**What you are asked to do**
Show, in full, each line of the data that contains "subtitle".

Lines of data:

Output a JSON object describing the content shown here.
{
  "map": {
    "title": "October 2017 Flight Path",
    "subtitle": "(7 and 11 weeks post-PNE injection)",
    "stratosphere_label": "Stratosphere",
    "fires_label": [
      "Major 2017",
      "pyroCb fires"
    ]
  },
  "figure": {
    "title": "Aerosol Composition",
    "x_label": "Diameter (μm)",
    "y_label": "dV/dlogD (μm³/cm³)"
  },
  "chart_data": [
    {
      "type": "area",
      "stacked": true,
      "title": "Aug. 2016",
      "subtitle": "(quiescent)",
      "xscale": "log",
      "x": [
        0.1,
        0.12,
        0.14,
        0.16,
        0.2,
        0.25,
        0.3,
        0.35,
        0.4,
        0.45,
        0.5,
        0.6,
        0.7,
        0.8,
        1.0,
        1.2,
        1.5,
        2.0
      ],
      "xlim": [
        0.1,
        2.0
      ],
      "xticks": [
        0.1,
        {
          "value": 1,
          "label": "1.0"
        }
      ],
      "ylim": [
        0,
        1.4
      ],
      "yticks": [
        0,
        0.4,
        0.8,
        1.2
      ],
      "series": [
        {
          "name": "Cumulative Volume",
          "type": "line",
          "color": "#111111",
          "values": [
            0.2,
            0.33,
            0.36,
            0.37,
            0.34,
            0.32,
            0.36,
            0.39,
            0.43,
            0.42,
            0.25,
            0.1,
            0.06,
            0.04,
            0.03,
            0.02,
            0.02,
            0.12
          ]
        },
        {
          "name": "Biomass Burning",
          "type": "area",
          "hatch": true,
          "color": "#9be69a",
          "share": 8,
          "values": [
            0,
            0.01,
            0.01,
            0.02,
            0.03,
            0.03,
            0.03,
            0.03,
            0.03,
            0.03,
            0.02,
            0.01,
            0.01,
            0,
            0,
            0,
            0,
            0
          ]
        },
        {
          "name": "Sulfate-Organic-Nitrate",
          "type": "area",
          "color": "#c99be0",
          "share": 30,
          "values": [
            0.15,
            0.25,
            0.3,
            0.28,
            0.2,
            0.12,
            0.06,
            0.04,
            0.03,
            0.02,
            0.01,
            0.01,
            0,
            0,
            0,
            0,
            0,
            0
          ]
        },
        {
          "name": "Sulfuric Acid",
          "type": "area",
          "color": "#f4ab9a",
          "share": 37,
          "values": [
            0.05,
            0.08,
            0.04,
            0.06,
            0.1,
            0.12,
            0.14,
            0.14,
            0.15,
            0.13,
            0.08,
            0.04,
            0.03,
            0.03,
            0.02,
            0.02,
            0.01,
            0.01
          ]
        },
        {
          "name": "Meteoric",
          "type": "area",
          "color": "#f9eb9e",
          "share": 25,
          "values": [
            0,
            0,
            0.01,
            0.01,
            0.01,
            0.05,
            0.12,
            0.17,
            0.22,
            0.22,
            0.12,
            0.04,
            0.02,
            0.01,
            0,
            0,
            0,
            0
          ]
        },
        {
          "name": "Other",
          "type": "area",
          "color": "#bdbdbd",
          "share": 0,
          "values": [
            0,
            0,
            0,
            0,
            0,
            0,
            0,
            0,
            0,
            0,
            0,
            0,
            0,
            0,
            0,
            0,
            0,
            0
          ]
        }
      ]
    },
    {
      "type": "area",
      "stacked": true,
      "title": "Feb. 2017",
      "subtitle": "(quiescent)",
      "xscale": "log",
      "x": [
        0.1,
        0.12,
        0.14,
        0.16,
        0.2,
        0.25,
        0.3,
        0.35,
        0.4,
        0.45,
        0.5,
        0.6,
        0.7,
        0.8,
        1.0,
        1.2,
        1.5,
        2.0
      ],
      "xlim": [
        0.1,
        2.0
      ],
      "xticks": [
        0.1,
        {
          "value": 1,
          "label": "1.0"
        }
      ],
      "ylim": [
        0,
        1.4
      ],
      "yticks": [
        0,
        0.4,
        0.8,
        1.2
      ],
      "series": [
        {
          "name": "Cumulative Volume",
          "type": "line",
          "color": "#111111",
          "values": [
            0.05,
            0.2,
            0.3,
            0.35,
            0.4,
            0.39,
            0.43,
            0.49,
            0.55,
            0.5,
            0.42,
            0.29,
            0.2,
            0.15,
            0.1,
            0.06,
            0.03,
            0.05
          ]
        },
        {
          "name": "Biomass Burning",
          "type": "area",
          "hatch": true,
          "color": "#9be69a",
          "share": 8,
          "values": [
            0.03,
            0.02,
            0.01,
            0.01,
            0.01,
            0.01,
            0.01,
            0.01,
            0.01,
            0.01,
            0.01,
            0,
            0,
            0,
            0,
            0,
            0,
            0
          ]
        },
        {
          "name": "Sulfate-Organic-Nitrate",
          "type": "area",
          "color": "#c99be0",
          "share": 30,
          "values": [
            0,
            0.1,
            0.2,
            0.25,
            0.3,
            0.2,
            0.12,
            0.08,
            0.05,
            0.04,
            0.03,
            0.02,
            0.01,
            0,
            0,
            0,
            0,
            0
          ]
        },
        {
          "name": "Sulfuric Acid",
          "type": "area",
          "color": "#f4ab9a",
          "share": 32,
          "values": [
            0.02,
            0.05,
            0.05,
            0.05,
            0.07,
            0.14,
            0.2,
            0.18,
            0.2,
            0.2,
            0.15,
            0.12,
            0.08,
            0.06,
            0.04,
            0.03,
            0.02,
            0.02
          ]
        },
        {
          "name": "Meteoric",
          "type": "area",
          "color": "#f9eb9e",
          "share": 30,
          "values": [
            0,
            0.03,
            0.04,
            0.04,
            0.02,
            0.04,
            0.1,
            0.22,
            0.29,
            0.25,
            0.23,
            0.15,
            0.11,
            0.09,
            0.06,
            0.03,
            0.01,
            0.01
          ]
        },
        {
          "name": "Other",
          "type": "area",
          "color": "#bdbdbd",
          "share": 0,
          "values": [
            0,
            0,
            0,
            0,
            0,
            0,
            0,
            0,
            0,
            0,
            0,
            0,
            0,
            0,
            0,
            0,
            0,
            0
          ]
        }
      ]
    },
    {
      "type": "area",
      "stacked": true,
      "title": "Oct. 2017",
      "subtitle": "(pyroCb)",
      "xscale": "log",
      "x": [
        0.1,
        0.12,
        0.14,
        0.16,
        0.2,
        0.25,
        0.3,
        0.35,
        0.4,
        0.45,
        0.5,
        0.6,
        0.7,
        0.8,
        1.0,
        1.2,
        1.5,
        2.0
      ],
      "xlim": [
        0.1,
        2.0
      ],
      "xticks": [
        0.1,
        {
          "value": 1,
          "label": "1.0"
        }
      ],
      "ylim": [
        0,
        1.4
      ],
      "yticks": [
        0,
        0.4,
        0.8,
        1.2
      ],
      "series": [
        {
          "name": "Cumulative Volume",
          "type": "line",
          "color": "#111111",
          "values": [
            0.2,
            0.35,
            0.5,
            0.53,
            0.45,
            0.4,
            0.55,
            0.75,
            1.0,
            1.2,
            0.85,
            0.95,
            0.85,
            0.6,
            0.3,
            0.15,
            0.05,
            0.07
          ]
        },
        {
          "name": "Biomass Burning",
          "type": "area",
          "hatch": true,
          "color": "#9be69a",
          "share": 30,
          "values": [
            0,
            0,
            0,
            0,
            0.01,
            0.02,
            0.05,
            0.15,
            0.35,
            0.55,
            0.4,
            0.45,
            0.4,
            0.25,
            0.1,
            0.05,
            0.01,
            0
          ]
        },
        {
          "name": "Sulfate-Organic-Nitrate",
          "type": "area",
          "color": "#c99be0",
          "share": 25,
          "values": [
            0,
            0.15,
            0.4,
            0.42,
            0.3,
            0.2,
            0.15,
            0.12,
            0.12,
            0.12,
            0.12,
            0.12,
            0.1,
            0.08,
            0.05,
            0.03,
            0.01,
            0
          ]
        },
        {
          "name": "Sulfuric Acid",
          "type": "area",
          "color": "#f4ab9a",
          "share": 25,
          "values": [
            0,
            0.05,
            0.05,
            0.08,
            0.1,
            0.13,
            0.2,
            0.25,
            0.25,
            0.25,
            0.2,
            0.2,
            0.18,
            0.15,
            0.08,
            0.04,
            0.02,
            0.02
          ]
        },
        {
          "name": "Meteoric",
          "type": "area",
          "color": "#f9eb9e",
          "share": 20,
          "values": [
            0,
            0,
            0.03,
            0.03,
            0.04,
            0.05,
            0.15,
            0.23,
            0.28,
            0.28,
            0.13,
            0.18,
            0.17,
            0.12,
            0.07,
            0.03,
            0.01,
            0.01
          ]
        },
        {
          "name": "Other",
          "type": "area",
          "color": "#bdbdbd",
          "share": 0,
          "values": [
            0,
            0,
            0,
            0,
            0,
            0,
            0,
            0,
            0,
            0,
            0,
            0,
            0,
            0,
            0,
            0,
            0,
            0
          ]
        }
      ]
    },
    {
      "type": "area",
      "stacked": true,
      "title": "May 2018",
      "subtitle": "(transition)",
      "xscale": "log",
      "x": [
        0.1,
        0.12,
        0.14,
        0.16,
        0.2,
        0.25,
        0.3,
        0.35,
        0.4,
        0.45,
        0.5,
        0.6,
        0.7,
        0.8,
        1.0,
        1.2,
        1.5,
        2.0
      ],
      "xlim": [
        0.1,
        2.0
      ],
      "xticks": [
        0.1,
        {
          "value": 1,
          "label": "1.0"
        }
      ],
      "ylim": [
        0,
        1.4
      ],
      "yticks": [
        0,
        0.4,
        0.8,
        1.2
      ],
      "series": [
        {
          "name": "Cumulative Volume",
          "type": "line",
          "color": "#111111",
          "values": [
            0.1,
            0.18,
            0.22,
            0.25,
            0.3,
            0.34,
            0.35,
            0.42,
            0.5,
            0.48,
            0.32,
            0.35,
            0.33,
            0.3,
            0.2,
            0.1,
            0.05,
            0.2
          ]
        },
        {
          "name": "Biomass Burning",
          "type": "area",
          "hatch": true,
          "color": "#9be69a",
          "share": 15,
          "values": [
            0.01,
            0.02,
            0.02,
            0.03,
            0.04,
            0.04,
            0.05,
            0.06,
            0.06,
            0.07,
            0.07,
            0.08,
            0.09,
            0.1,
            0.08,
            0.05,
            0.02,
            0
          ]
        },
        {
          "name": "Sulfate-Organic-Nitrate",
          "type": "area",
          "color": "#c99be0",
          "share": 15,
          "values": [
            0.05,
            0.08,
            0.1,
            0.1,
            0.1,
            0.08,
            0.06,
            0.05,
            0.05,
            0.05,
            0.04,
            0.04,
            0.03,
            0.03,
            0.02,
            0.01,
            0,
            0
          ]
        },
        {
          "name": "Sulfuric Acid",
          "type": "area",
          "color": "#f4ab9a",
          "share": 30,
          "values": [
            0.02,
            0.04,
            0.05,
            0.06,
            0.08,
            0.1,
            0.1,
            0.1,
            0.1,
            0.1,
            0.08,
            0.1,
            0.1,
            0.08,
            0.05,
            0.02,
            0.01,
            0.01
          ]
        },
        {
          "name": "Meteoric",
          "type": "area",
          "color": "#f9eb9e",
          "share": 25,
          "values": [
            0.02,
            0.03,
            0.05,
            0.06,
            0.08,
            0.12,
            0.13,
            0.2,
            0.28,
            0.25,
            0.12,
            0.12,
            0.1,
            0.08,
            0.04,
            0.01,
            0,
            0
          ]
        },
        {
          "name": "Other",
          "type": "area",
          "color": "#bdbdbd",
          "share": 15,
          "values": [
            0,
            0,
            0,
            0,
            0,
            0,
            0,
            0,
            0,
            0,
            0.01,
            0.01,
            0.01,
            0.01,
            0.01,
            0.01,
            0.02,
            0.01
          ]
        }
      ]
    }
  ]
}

**The solution**
    "subtitle": "(7 and 11 weeks post-PNE injection)",
      "subtitle": "(quiescent)",
      "subtitle": "(quiescent)",
      "subtitle": "(pyroCb)",
      "subtitle": "(transition)",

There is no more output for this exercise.